* **Task**
Reproduce the full listing below unchanged, apart from the pictures.

* **Materials provided**
..............................
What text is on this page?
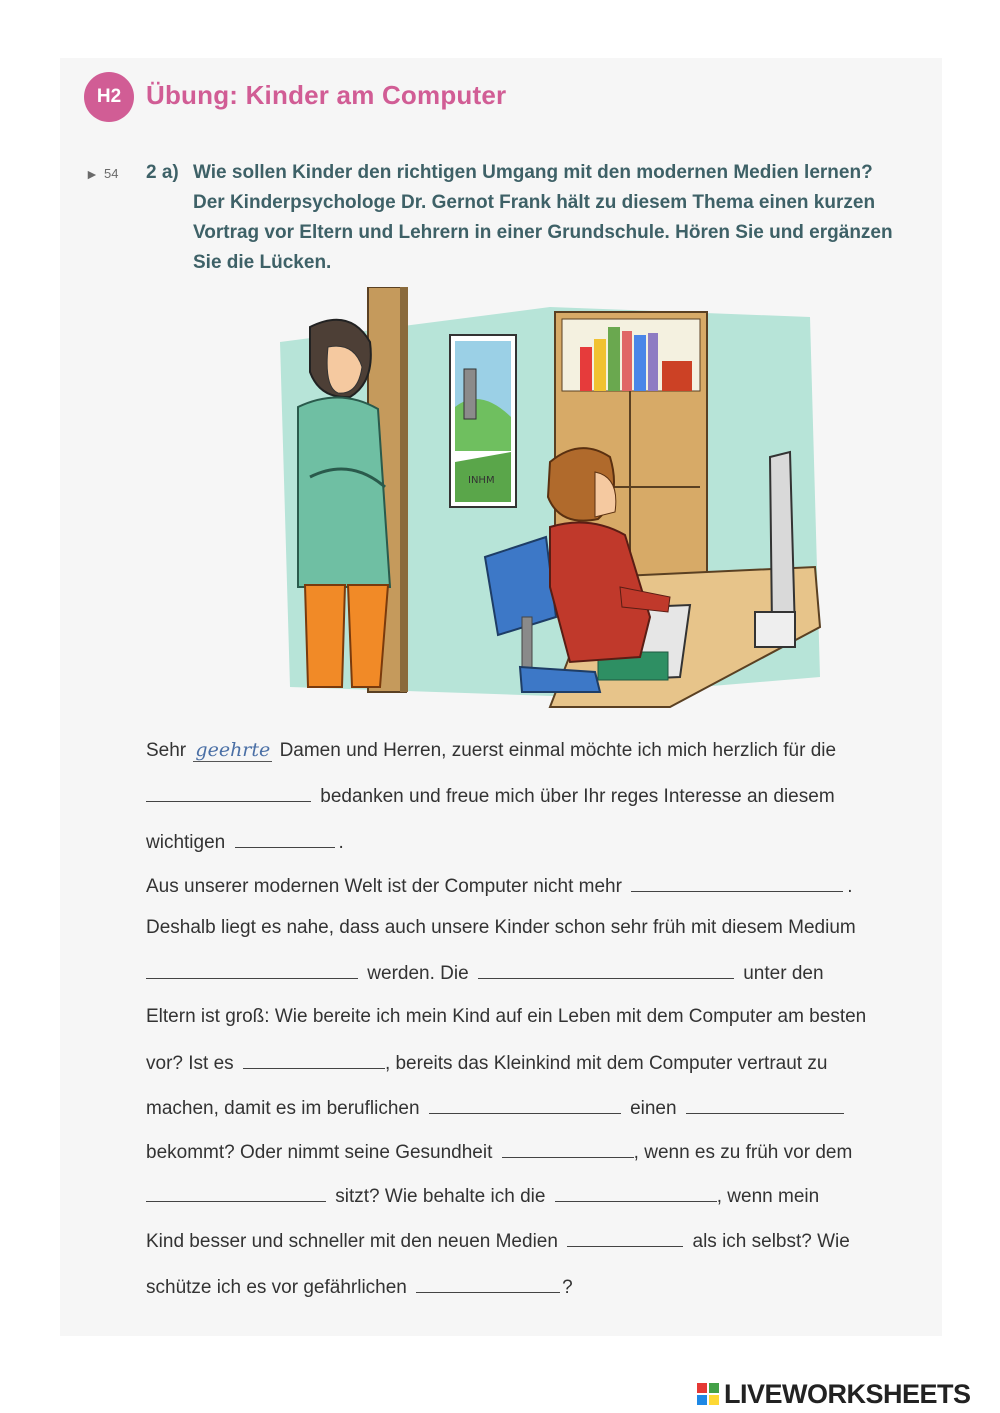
H2 Übung: Kinder am Computer
► 54 2 a) Wie sollen Kinder den richtigen Umgang mit den modernen Medien lernen?
Der Kinderpsychologe Dr. Gernot Frank hält zu diesem Thema einen kurzen
Vortrag vor Eltern und Lehrern in einer Grundschule. Hören Sie und ergänzen
Sie die Lücken.
INHM
Sehr geehrte Damen und Herren, zuerst einmal möchte ich mich herzlich für die
bedanken und freue mich über Ihr reges Interesse an diesem
wichtigen	.
Aus unserer modernen Welt ist der Computer nicht mehr	.
Deshalb liegt es nahe, dass auch unsere Kinder schon sehr früh mit diesem Medium
werden. Die	unter den
Eltern ist groß: Wie bereite ich mein Kind auf ein Leben mit dem Computer am besten
vor? Ist es	, bereits das Kleinkind mit dem Computer vertraut zu
machen, damit es im beruflichen	einen
bekommt? Oder nimmt seine Gesundheit	, wenn es zu früh vor dem
sitzt? Wie behalte ich die	, wenn mein
Kind besser und schneller mit den neuen Medien	als ich selbst? Wie
schütze ich es vor gefährlichen	?
LIVEWORKSHEETS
..............................
* **Solution to this exercise**
What text is on this page?
H2 Übung: Kinder am Computer
► 54 2 a) Wie sollen Kinder den richtigen Umgang mit den modernen Medien lernen?
Der Kinderpsychologe Dr. Gernot Frank hält zu diesem Thema einen kurzen
Vortrag vor Eltern und Lehrern in einer Grundschule. Hören Sie und ergänzen
Sie die Lücken.
INHM
Sehr geehrte Damen und Herren, zuerst einmal möchte ich mich herzlich für die
bedanken und freue mich über Ihr reges Interesse an diesem
wichtigen	.
Aus unserer modernen Welt ist der Computer nicht mehr	.
Deshalb liegt es nahe, dass auch unsere Kinder schon sehr früh mit diesem Medium
werden. Die	unter den
Eltern ist groß: Wie bereite ich mein Kind auf ein Leben mit dem Computer am besten
vor? Ist es	, bereits das Kleinkind mit dem Computer vertraut zu
machen, damit es im beruflichen	einen
bekommt? Oder nimmt seine Gesundheit	, wenn es zu früh vor dem
sitzt? Wie behalte ich die	, wenn mein
Kind besser und schneller mit den neuen Medien	als ich selbst? Wie
schütze ich es vor gefährlichen	?
LIVEWORKSHEETS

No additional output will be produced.